◆ Data section:
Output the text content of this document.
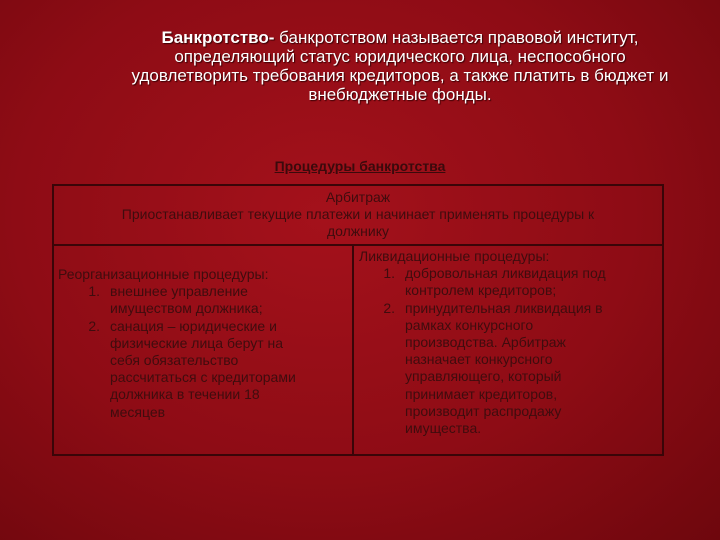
Банкротство- банкротством называется правовой институт,
определяющий статус юридического лица, неспособного
удовлетворить требования кредиторов, а также платить в бюджет и
внебюджетные фонды.
Процедуры банкротства
Арбитраж
Приостанавливает текущие платежи и начинает применять процедуры к
должнику
Реорганизационные процедуры:
1. внешнее управление
имуществом должника;
2. санация – юридические и
физические лица берут на
себя обязательство
рассчитаться с кредиторами
должника в течении 18
месяцев
Ликвидационные процедуры:
1. добровольная ликвидация под
контролем кредиторов;
2. принудительная ликвидация в
рамках конкурсного
производства. Арбитраж
назначает конкурсного
управляющего, который
принимает кредиторов,
производит распродажу
имущества.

◆ The exercise: Omit pictures; set down the rest of the material word for word.

◆ Answer to this exercise:
Output the text content of this document.
Банкротство- банкротством называется правовой институт,
определяющий статус юридического лица, неспособного
удовлетворить требования кредиторов, а также платить в бюджет и
внебюджетные фонды.
Процедуры банкротства
Арбитраж
Приостанавливает текущие платежи и начинает применять процедуры к
должнику
Реорганизационные процедуры:
1. внешнее управление
имуществом должника;
2. санация – юридические и
физические лица берут на
себя обязательство
рассчитаться с кредиторами
должника в течении 18
месяцев
Ликвидационные процедуры:
1. добровольная ликвидация под
контролем кредиторов;
2. принудительная ликвидация в
рамках конкурсного
производства. Арбитраж
назначает конкурсного
управляющего, который
принимает кредиторов,
производит распродажу
имущества.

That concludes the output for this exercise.